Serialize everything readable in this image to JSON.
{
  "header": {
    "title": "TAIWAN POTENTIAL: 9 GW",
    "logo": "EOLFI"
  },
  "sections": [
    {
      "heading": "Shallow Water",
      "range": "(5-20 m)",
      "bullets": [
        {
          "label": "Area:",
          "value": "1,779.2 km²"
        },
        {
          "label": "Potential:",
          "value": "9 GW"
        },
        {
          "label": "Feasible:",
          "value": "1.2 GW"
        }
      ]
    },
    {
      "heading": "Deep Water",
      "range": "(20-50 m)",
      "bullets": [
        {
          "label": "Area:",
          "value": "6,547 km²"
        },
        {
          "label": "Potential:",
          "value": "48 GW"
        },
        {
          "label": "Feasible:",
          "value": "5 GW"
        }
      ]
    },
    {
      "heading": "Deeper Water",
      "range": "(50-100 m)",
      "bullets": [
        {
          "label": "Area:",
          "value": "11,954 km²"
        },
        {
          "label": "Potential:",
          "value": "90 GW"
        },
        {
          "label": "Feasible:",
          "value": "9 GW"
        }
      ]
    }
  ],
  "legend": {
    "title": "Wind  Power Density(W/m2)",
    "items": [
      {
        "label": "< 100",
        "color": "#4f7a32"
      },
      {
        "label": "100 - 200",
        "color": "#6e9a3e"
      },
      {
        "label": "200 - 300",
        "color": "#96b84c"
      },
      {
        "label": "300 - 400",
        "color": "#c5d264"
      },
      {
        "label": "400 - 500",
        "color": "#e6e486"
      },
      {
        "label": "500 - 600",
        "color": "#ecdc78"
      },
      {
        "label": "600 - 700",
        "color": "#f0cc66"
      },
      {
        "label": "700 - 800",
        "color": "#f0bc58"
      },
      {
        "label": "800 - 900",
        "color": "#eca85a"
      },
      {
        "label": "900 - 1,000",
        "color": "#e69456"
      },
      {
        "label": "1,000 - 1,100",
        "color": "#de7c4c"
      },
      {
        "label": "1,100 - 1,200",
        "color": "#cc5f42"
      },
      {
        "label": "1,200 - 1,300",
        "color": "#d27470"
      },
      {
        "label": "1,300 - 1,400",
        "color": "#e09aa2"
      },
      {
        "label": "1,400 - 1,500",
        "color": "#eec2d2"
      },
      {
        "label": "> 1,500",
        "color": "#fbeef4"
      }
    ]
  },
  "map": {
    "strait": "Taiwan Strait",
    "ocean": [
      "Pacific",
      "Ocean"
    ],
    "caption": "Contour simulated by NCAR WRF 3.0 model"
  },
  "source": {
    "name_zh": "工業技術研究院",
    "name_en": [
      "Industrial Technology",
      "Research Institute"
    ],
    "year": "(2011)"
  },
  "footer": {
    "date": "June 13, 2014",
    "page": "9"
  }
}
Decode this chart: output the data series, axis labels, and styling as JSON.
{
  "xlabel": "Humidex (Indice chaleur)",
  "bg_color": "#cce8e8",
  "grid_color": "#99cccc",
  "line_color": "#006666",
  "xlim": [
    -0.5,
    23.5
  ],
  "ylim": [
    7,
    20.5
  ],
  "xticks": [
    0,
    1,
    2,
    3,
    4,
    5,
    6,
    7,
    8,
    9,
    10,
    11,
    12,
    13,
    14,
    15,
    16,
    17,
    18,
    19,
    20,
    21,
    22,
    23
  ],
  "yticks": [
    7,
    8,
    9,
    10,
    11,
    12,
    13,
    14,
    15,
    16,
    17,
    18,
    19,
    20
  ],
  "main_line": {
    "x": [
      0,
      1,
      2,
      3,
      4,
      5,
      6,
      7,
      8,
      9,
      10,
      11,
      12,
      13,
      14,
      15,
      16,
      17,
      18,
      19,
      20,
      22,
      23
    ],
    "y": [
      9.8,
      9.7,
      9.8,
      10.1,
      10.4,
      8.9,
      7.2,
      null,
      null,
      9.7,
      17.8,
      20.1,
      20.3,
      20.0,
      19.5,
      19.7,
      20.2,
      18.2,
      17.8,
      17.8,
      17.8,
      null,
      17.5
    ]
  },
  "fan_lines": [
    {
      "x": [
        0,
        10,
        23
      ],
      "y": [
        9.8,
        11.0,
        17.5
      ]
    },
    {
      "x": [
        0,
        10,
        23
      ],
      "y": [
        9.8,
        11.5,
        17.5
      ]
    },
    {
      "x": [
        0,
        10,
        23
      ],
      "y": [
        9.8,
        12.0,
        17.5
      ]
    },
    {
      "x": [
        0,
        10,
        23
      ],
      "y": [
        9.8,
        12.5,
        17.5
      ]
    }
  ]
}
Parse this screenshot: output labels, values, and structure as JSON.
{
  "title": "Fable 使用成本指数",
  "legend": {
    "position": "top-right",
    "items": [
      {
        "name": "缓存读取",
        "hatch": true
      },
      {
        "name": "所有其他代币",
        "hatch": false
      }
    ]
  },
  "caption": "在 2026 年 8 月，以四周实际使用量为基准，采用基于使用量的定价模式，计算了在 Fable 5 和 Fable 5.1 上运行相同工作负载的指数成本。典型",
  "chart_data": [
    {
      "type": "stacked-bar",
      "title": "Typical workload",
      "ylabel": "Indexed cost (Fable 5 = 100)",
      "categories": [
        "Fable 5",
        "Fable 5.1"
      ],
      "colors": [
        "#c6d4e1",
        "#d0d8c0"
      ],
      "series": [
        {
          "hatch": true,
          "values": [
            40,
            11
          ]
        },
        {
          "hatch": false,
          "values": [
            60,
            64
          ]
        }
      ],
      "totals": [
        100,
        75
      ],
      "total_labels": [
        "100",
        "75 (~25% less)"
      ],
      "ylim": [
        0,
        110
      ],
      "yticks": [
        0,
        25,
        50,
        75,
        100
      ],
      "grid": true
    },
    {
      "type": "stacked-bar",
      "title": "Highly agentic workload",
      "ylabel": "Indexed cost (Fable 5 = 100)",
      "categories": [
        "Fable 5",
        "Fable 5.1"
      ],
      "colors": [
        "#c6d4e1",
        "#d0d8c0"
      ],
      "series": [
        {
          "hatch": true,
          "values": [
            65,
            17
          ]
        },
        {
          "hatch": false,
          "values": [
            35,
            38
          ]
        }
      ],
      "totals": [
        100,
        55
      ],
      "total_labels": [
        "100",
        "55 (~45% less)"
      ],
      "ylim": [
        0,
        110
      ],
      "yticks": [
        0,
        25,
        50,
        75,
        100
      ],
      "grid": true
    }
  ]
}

_ _ _ _ _

Say how many lines include the word "Water"; reply with the number alone.

3